* _EXCERPT_:
## Start

Friday, April 18, 2008

Does the proliferation of bloggers make ethical demands for news journalists redundant?

Some of this information came from an essay I did for Joe Atkinson's Political Content of Television paper. The discussion is based around the idea that with the increase of news sources, in particular blogging, has there become less of a need for journalists to be ethical and impartial?

Throughout much of history people would get their news from few sources, a nightly news show, the radio or daily newspaper. With the arrival of Web 2.0, people are increasingly 'logging on' and utilising the massive potential of the internet. A big part of this has been the explosion of online new media. What were originally only email and messenger services have blossomed to include social networking sites, wikis, weblogs, podcasts, online newspaper content and search engines. Old news sources such as daily newspapers and broadcast news face declining readerships/ viewers worldwide yet some blog sites are getting up to 100 hits a second[1]
What was once a small group of devotees has grown into a massive industry where anyone in the world, provided they have web access, can have their voice heard by millions.

Blogging has seen a massive increase even in the last few years as more people are going online. Some of them anonymous, some journalists, some societal commentators and even just interested parties all espousing their views over the internet. A study in 2005 showed that some 50 million US internet users visited blogs in the first quarter of 2005.

New media definately has some advantages, information can be uploaded with immediacy giving news a more up-to-date quality. People can instantly search through google to find information and there sometimes hundreds of websites devoted to a topic. Behind the safety and anonymity of a computer screen keyboard warriors the world over are changing the way we view the media.

Traditional mainstream news has long held as a major tenet the fairness and accuracy of its reporting. Joe Atkinson said "journalists are said to identify more readily with their profession than with the organisation to which they belong". Journalistic integrity and freedom of the press is one of the basic building blocks of any liberal democracy. Most people in society do not have the time or inclination to research everything around them so it is the requirement of journalists and the media to do this for them. This has given the profession some fundamental guidelines in how to operate in the interests of a free and informed society. Journalists are required to act as public watchdogs and there Joe Atkinson outlined a set of ideological values self-imposed upon the profession.

## End

* _REQUIREMENTS_:
How would you put this sentence from the blog post on bloggers and journalistic ethics into Spanish: "Journalistic integrity and freedom of the press is one of the basic building blocks of any liberal democracy."?

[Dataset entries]
## Start

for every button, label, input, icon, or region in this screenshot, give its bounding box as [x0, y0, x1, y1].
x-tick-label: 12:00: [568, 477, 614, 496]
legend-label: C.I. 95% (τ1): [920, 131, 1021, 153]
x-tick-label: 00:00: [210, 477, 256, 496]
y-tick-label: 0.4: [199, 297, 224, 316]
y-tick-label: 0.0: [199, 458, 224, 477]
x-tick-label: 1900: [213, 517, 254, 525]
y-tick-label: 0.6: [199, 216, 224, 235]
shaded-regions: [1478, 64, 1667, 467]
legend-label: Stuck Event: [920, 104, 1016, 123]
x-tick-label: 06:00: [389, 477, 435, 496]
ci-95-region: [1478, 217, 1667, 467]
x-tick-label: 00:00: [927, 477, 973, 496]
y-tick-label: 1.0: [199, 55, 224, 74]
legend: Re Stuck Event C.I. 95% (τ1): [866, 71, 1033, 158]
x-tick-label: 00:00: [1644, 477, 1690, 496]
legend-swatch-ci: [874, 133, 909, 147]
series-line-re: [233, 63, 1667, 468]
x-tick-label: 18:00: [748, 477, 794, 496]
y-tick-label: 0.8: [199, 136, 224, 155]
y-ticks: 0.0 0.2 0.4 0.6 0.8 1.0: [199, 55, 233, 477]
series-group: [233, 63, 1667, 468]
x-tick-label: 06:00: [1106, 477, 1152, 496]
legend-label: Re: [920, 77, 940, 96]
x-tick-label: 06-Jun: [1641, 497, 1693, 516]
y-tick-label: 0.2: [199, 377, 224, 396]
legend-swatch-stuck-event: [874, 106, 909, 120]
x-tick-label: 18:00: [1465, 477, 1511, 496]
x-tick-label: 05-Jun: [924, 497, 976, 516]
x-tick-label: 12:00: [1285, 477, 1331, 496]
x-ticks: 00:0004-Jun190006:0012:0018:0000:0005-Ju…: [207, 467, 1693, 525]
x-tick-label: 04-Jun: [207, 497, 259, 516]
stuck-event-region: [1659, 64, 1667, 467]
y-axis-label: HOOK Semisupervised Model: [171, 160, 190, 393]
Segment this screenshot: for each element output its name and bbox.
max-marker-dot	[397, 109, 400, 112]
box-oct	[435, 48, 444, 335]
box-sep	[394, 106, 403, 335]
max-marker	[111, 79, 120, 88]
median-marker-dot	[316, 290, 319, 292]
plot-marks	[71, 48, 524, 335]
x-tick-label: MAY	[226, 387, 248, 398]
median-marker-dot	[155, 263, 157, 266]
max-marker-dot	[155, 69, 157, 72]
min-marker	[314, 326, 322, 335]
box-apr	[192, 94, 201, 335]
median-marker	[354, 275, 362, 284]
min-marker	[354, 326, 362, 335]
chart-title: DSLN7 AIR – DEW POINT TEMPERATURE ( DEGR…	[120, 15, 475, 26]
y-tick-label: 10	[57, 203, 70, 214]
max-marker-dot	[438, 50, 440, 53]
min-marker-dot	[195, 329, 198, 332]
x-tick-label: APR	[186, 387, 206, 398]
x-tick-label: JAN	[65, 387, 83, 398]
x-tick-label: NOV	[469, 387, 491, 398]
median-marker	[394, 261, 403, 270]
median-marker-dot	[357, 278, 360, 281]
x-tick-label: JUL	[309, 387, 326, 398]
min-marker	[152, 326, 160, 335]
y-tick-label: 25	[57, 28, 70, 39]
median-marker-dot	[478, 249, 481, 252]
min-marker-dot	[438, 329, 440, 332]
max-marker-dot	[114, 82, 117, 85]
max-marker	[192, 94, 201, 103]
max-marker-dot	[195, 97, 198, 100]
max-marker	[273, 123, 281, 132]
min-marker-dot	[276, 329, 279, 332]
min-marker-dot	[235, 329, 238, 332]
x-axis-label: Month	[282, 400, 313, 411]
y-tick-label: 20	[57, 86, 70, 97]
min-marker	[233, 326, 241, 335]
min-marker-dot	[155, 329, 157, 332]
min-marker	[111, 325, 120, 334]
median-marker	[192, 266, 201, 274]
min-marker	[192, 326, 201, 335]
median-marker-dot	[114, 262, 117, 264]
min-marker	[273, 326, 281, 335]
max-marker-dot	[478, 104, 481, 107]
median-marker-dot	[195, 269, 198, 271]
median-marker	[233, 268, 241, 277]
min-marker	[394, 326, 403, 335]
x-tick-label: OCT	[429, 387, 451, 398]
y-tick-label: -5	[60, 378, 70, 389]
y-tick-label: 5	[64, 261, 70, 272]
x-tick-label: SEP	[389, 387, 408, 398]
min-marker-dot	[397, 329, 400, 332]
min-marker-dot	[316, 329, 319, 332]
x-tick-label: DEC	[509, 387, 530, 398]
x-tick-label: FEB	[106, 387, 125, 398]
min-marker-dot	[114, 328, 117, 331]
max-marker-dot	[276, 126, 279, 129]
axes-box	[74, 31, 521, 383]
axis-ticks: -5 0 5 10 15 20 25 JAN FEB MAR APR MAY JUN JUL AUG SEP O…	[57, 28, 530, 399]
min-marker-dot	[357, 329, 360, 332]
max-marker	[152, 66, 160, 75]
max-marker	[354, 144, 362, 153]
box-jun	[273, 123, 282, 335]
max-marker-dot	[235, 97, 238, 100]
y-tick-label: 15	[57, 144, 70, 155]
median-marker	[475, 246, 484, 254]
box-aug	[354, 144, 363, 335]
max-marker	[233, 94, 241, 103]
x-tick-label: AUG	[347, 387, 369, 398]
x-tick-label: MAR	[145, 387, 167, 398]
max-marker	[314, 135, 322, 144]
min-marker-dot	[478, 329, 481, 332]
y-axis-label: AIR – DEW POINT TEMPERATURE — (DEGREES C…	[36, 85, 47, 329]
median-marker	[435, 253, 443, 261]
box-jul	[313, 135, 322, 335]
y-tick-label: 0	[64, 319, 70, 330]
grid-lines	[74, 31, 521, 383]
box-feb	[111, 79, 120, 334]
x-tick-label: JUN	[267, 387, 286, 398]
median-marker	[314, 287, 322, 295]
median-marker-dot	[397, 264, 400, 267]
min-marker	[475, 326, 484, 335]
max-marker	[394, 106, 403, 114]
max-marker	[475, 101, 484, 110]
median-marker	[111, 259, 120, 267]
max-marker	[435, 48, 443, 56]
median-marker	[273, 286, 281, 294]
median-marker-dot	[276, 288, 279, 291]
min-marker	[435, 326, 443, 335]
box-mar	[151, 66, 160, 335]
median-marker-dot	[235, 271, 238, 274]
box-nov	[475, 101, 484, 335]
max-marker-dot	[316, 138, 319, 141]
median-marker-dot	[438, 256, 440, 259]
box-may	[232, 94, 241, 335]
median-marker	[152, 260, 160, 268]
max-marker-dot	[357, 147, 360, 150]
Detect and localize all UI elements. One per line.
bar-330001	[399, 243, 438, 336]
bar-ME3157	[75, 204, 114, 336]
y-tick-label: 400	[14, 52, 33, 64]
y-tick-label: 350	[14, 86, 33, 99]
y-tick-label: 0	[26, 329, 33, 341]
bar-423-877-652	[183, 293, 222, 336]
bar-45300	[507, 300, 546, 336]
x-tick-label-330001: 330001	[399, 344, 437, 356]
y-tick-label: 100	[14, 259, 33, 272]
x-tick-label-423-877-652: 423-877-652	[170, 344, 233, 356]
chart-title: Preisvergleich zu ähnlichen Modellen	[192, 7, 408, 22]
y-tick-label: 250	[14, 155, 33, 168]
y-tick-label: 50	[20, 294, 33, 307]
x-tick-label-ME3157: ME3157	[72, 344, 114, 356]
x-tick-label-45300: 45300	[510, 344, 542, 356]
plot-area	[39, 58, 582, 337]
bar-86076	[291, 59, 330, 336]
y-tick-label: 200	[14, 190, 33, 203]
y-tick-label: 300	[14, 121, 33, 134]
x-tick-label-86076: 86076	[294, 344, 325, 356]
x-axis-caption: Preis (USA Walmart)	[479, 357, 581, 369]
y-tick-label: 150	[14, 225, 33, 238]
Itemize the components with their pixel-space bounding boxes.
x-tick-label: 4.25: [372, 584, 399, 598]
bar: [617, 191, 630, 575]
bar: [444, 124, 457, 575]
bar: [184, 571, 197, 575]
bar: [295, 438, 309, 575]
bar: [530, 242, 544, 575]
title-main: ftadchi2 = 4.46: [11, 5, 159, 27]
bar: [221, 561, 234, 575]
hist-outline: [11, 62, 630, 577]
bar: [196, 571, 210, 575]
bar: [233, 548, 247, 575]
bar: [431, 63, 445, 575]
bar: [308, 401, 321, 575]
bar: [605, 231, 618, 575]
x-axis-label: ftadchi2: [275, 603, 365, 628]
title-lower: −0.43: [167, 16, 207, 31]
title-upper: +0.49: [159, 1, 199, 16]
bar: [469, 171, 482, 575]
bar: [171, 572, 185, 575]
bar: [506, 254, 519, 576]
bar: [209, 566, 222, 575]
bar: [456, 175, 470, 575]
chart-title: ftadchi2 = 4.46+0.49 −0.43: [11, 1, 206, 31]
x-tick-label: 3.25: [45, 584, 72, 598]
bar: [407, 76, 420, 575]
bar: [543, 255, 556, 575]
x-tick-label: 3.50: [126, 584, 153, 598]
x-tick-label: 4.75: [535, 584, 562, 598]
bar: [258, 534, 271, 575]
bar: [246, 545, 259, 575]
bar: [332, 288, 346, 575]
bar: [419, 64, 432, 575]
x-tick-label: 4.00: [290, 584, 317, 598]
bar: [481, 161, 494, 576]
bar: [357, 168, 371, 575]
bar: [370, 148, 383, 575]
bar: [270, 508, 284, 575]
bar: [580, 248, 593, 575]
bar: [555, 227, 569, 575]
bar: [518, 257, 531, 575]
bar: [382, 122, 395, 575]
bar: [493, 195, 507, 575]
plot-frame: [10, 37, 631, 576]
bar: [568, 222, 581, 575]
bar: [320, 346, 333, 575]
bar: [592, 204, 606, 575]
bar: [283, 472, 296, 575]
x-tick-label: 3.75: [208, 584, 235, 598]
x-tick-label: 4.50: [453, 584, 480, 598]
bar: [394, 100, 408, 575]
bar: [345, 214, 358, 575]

## End

* _WORKED SOLUTION_:
La integridad periodística y la libertad de prensa son uno de los pilares básicos de cualquier democracia liberal.